==== Given information ====
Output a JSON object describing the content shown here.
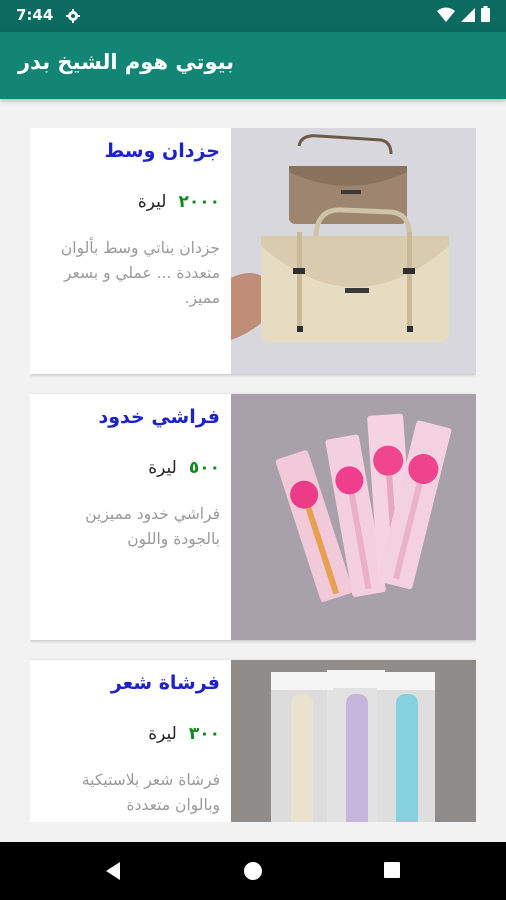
{
  "status": {
    "time": "7:44",
    "icons": [
      "gear-icon",
      "wifi-icon",
      "signal-icon",
      "battery-icon"
    ]
  },
  "app": {
    "title": "بيوتي هوم الشيخ بدر",
    "colors": {
      "status_bar": "#0c6b60",
      "app_bar": "#138575",
      "title_link": "#1d22c9",
      "price": "#118a1c"
    }
  },
  "products": [
    {
      "title": "جزدان وسط",
      "price": "٢٠٠٠",
      "currency": "ليرة",
      "description": "جزدان بناتي وسط بألوان متعددة ... عملي و بسعر مميز.",
      "image": "handbag-photo"
    },
    {
      "title": "فراشي خدود",
      "price": "٥٠٠",
      "currency": "ليرة",
      "description": "فراشي خدود مميزين بالجودة واللون",
      "image": "blush-brushes-photo"
    },
    {
      "title": "فرشاة شعر",
      "price": "٣٠٠",
      "currency": "ليرة",
      "description": "فرشاة شعر بلاستيكية وبالوان متعددة",
      "image": "hair-brush-photo"
    }
  ],
  "nav": {
    "buttons": [
      "back-icon",
      "home-icon",
      "recents-icon"
    ]
  }
}
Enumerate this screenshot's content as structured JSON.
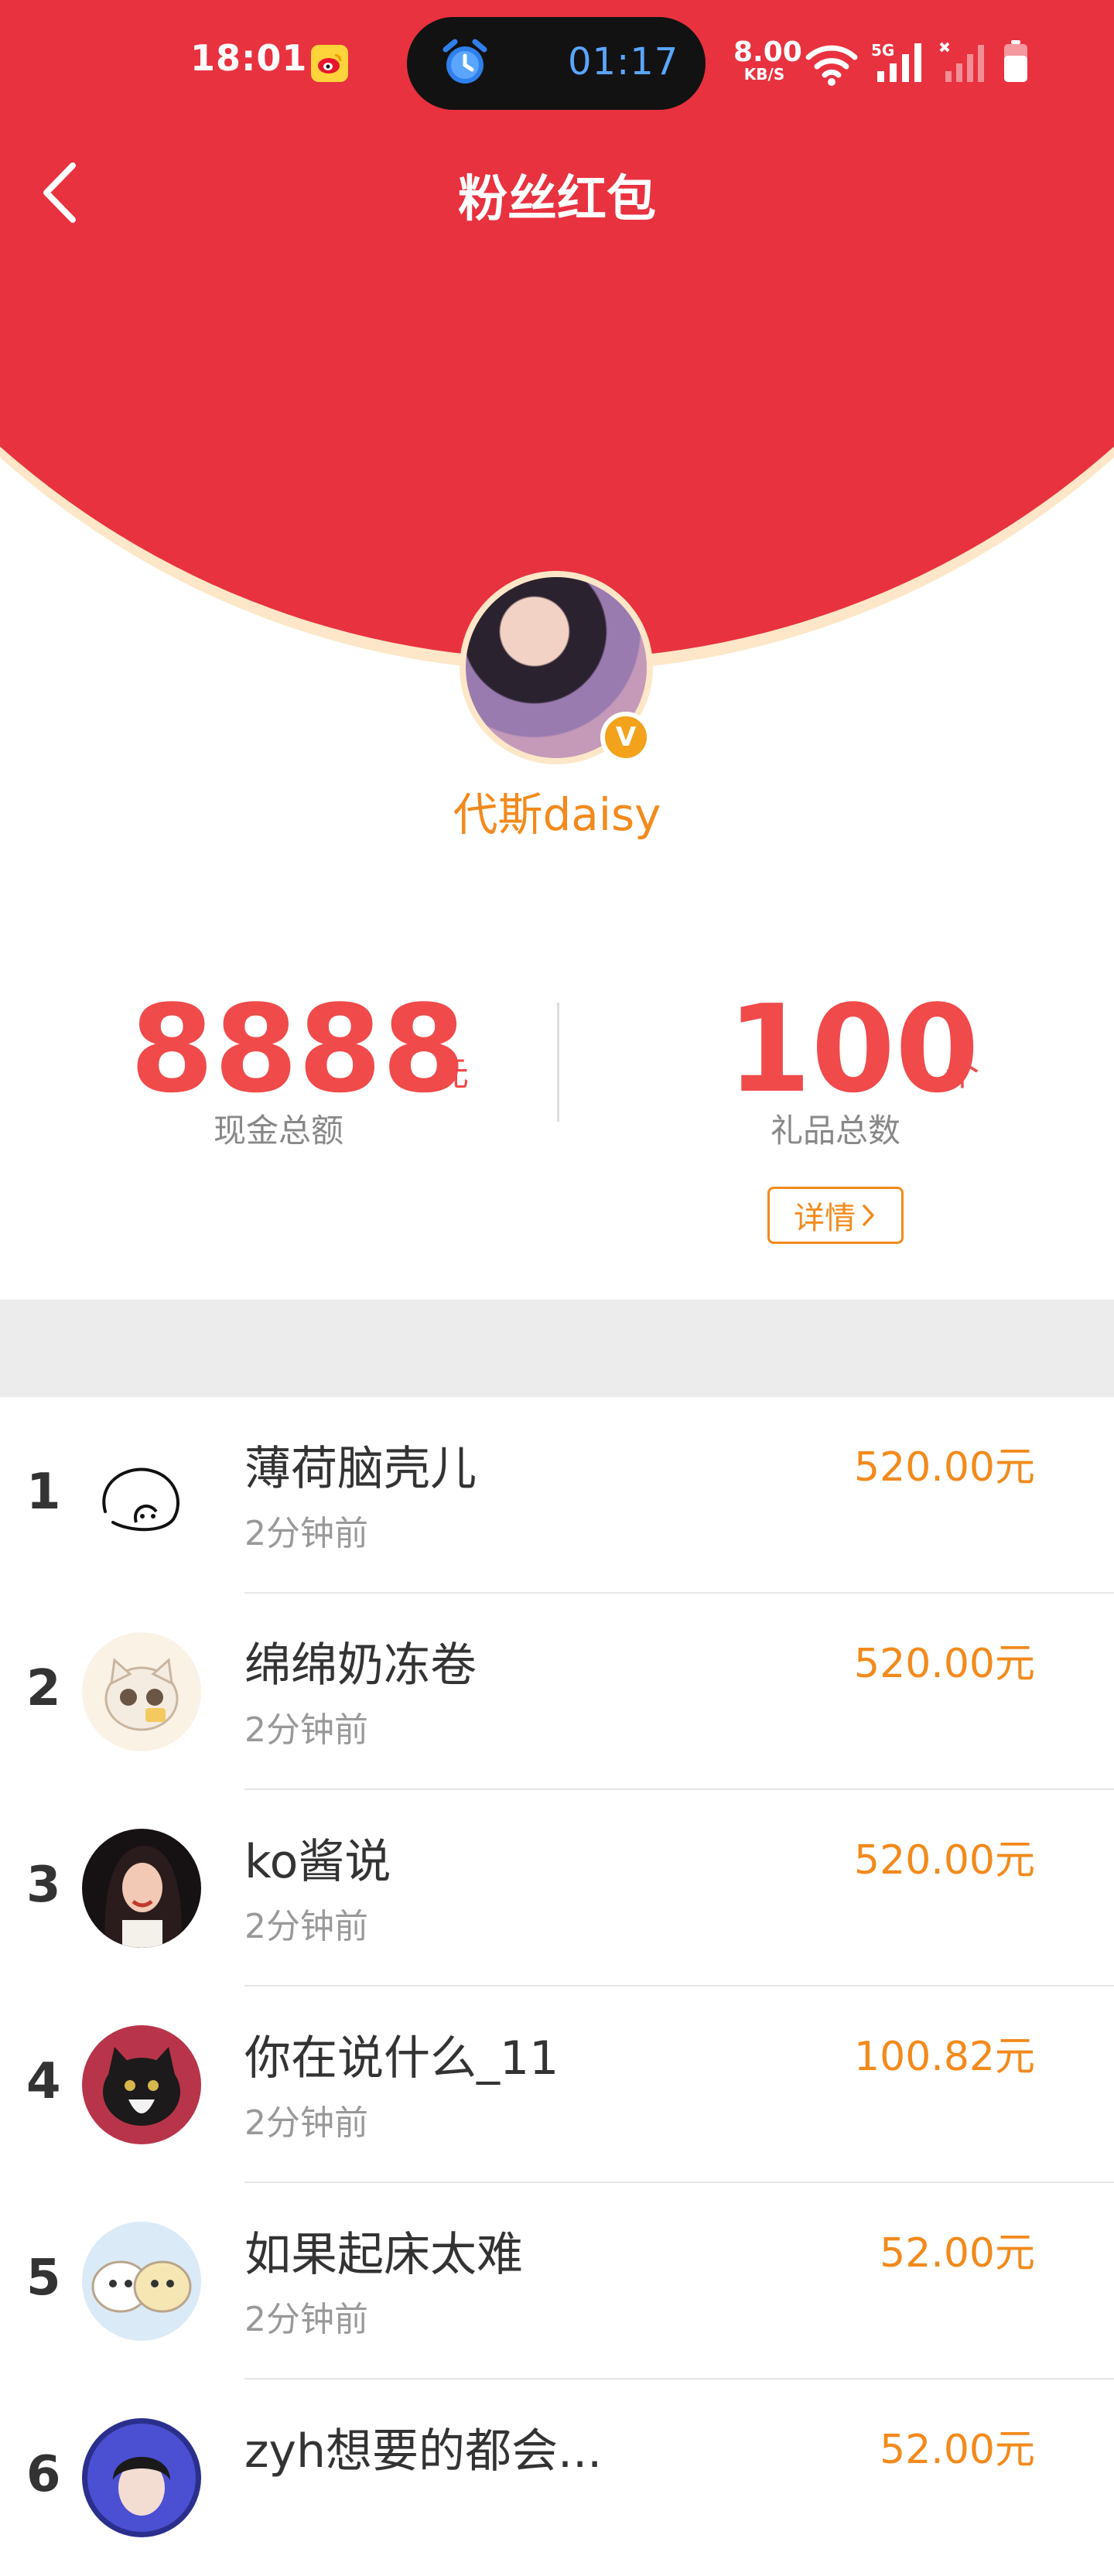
{
  "status_bar": {
    "time": "18:01",
    "timer": "01:17",
    "net_speed": "8.00",
    "net_unit": "KB/S"
  },
  "header": {
    "title": "粉丝红包"
  },
  "profile": {
    "name": "代斯daisy",
    "verified_badge": "V"
  },
  "stats": {
    "cash_total": "8888",
    "cash_unit": "元",
    "cash_label": "现金总额",
    "gift_total": "100",
    "gift_unit": "个",
    "gift_label": "礼品总数",
    "detail_button": "详情"
  },
  "colors": {
    "header_red": "#e8323f",
    "accent_orange": "#f28a1c",
    "stat_red": "#f04a4a"
  },
  "leaderboard": [
    {
      "rank": "1",
      "name": "薄荷脑壳儿",
      "time": "2分钟前",
      "amount": "520.00元"
    },
    {
      "rank": "2",
      "name": "绵绵奶冻卷",
      "time": "2分钟前",
      "amount": "520.00元"
    },
    {
      "rank": "3",
      "name": "ko酱说",
      "time": "2分钟前",
      "amount": "520.00元"
    },
    {
      "rank": "4",
      "name": "你在说什么_11",
      "time": "2分钟前",
      "amount": "100.82元"
    },
    {
      "rank": "5",
      "name": "如果起床太难",
      "time": "2分钟前",
      "amount": "52.00元"
    },
    {
      "rank": "6",
      "name": "zyh想要的都会...",
      "time": "",
      "amount": "52.00元"
    }
  ]
}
====
→ **Work required**
Restate the records above in full, word for word. Keep pictures out.

→ **Solution to this problem**
Output a JSON object describing the content shown here.
{
  "status": {
    "time": "7:44",
    "icons": [
      "gear-icon",
      "wifi-icon",
      "signal-icon",
      "battery-icon"
    ]
  },
  "app": {
    "title": "بيوتي هوم الشيخ بدر",
    "colors": {
      "status_bar": "#0c6b60",
      "app_bar": "#138575",
      "title_link": "#1d22c9",
      "price": "#118a1c"
    }
  },
  "products": [
    {
      "title": "جزدان وسط",
      "price": "٢٠٠٠",
      "currency": "ليرة",
      "description": "جزدان بناتي وسط بألوان متعددة ... عملي و بسعر مميز.",
      "image": "handbag-photo"
    },
    {
      "title": "فراشي خدود",
      "price": "٥٠٠",
      "currency": "ليرة",
      "description": "فراشي خدود مميزين بالجودة واللون",
      "image": "blush-brushes-photo"
    },
    {
      "title": "فرشاة شعر",
      "price": "٣٠٠",
      "currency": "ليرة",
      "description": "فرشاة شعر بلاستيكية وبالوان متعددة",
      "image": "hair-brush-photo"
    }
  ],
  "nav": {
    "buttons": [
      "back-icon",
      "home-icon",
      "recents-icon"
    ]
  }
}
Enumerate this screenshot's content as structured JSON.
{
  "status_bar": {
    "time": "18:01",
    "timer": "01:17",
    "net_speed": "8.00",
    "net_unit": "KB/S"
  },
  "header": {
    "title": "粉丝红包"
  },
  "profile": {
    "name": "代斯daisy",
    "verified_badge": "V"
  },
  "stats": {
    "cash_total": "8888",
    "cash_unit": "元",
    "cash_label": "现金总额",
    "gift_total": "100",
    "gift_unit": "个",
    "gift_label": "礼品总数",
    "detail_button": "详情"
  },
  "colors": {
    "header_red": "#e8323f",
    "accent_orange": "#f28a1c",
    "stat_red": "#f04a4a"
  },
  "leaderboard": [
    {
      "rank": "1",
      "name": "薄荷脑壳儿",
      "time": "2分钟前",
      "amount": "520.00元"
    },
    {
      "rank": "2",
      "name": "绵绵奶冻卷",
      "time": "2分钟前",
      "amount": "520.00元"
    },
    {
      "rank": "3",
      "name": "ko酱说",
      "time": "2分钟前",
      "amount": "520.00元"
    },
    {
      "rank": "4",
      "name": "你在说什么_11",
      "time": "2分钟前",
      "amount": "100.82元"
    },
    {
      "rank": "5",
      "name": "如果起床太难",
      "time": "2分钟前",
      "amount": "52.00元"
    },
    {
      "rank": "6",
      "name": "zyh想要的都会...",
      "time": "",
      "amount": "52.00元"
    }
  ]
}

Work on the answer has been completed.